» Do this:
Copy each line of the records that contains the word "Market".

» Data to use:
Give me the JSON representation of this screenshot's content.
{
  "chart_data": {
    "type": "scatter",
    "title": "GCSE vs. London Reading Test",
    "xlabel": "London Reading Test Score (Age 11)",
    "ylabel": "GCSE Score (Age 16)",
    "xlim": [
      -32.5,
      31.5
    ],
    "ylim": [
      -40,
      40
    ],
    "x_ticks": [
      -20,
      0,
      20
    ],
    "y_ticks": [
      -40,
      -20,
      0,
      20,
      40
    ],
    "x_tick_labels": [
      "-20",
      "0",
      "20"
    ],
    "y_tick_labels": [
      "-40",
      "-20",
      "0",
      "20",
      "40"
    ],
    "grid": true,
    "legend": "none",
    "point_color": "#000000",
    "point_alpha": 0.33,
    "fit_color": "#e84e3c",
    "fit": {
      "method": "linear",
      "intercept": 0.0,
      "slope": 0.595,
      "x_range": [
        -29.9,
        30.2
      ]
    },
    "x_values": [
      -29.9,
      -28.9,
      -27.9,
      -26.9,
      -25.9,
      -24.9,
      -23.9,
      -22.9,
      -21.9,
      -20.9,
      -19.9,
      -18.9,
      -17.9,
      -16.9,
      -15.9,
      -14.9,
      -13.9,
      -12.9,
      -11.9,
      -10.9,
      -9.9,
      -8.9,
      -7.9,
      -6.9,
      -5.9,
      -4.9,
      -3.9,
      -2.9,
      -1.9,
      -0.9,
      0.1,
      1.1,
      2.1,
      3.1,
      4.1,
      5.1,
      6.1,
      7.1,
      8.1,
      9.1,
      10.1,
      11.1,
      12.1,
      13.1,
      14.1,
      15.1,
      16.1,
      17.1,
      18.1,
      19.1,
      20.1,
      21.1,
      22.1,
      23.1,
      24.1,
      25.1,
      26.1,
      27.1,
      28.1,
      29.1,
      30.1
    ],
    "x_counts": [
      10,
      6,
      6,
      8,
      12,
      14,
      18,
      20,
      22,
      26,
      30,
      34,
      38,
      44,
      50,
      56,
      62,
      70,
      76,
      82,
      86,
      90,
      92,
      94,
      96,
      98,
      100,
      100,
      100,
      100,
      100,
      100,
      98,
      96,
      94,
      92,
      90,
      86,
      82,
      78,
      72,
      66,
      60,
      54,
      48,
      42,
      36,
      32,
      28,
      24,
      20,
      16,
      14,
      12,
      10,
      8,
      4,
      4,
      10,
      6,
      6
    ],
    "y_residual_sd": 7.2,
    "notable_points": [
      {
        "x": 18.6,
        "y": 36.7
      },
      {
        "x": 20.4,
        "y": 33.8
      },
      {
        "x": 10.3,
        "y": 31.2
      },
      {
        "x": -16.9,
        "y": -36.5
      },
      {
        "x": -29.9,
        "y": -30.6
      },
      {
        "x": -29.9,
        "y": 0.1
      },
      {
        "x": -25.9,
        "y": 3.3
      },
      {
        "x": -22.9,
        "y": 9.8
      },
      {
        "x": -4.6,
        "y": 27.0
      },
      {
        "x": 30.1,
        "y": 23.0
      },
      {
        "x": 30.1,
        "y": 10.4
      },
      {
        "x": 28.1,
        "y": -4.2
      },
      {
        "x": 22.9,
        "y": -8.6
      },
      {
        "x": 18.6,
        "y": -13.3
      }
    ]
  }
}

---

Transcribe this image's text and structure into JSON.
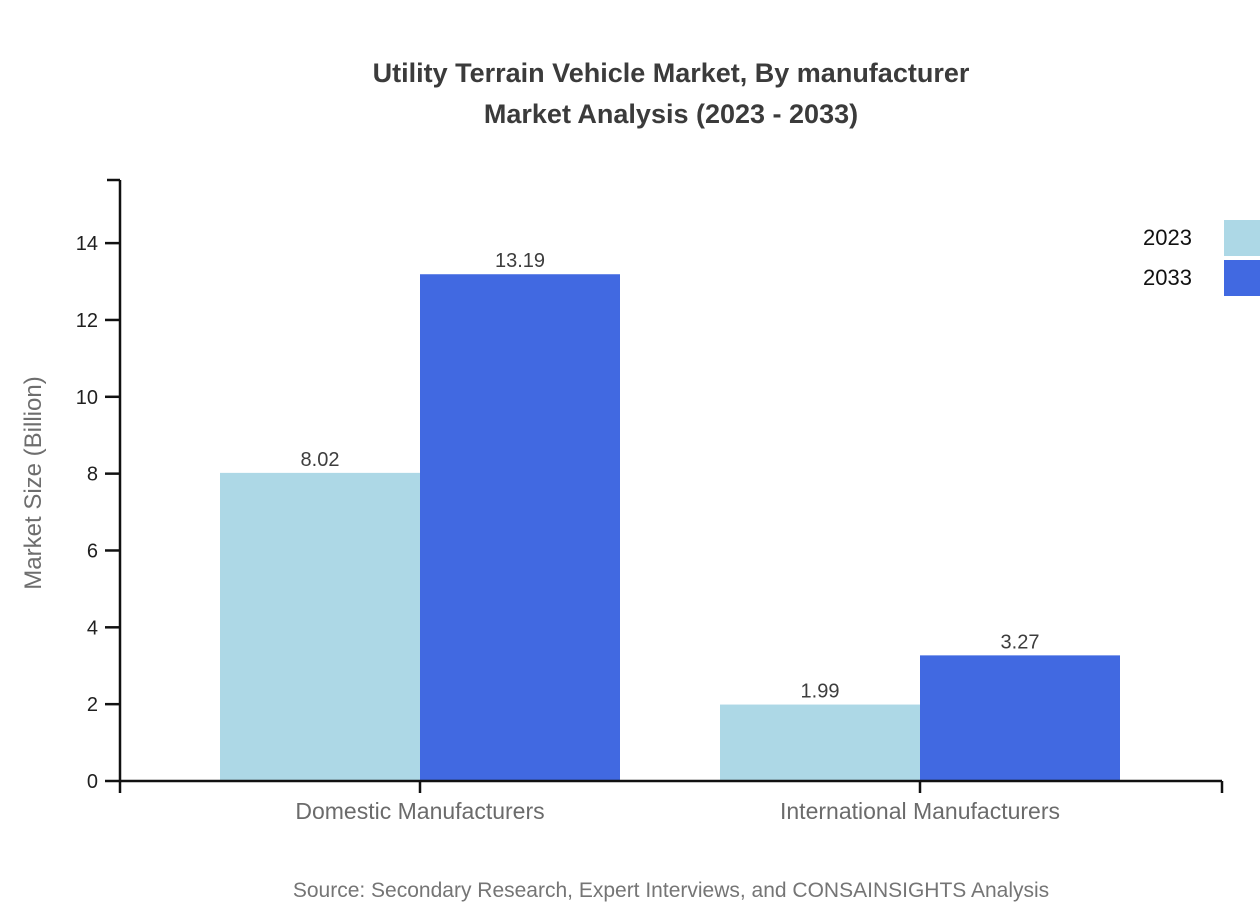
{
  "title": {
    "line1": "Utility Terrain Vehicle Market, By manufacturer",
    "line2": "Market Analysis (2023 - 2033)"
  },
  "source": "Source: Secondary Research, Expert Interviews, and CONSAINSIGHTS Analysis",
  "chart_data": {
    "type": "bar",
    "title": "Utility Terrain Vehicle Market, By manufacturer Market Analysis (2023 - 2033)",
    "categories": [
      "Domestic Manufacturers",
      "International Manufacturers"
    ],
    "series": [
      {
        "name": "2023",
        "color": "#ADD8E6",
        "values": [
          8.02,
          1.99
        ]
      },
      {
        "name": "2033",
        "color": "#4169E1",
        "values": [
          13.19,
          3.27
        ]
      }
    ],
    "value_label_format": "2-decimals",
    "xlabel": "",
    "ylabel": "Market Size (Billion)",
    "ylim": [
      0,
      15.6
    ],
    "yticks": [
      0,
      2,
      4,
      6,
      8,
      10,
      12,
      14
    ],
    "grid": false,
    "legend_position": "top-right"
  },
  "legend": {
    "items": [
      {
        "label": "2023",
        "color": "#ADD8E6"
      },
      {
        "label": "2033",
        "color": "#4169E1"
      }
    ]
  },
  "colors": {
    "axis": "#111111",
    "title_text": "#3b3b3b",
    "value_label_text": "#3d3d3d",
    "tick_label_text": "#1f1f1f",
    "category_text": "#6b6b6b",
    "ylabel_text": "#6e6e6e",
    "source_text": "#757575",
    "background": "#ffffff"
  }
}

» Answer to the exercise:
    "line1": "Utility Terrain Vehicle Market, By manufacturer",
    "line2": "Market Analysis (2023 - 2033)"
    "title": "Utility Terrain Vehicle Market, By manufacturer Market Analysis (2023 - 2033)",
    "ylabel": "Market Size (Billion)",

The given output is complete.